──────── EXERCISE MATERIAL

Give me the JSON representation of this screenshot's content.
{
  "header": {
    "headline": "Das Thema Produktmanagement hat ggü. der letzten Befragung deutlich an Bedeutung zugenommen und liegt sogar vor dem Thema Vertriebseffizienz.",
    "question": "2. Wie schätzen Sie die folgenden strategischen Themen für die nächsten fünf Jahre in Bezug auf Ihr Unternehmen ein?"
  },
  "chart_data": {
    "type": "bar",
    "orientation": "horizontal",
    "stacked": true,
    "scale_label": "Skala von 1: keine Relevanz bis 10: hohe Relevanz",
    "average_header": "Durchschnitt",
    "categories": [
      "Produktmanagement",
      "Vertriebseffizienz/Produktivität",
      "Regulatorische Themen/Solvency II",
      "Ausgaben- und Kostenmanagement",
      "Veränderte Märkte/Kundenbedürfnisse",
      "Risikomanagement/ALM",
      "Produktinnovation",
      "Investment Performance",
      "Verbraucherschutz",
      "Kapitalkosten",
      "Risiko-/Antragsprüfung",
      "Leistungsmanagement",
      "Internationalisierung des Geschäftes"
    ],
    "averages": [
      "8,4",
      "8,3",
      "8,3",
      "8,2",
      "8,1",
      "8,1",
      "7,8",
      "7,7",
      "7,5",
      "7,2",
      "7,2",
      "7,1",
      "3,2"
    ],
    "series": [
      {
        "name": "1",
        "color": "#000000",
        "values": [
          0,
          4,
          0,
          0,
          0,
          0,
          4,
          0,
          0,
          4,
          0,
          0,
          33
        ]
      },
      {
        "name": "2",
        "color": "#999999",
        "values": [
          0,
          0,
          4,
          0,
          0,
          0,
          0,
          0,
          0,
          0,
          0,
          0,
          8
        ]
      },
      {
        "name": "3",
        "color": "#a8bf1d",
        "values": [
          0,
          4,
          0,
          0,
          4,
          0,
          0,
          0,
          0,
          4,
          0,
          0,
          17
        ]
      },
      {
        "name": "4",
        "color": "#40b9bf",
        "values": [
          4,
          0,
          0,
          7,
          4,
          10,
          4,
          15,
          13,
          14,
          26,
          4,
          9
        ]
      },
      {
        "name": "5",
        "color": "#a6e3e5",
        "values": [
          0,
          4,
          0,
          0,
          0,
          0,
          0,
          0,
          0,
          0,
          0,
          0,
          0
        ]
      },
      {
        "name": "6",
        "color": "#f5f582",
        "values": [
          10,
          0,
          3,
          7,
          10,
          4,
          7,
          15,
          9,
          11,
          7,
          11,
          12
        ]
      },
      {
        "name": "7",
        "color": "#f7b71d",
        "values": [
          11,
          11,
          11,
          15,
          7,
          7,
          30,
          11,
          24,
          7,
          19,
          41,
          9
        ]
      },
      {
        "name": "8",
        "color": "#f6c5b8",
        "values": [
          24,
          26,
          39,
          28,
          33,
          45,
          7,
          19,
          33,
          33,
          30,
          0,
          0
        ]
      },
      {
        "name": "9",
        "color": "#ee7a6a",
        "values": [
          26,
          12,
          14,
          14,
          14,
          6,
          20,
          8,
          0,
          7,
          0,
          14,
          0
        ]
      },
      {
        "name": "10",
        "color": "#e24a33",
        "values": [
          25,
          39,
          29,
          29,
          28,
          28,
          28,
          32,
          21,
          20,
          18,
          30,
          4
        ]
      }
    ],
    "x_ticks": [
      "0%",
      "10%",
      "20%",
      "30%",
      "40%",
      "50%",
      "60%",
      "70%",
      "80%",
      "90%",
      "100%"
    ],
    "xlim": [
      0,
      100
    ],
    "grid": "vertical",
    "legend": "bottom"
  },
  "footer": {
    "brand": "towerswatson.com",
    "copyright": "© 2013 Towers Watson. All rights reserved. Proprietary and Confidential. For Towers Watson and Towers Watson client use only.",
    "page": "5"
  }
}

────────────────

#### [DESCRIPTION OF THE TASK]
Copy every line of the material above in which the word "color" appears.

#### [SOLUTION FOR THIS TASK]
        "color": "#000000",
        "color": "#999999",
        "color": "#a8bf1d",
        "color": "#40b9bf",
        "color": "#a6e3e5",
        "color": "#f5f582",
        "color": "#f7b71d",
        "color": "#f6c5b8",
        "color": "#ee7a6a",
        "color": "#e24a33",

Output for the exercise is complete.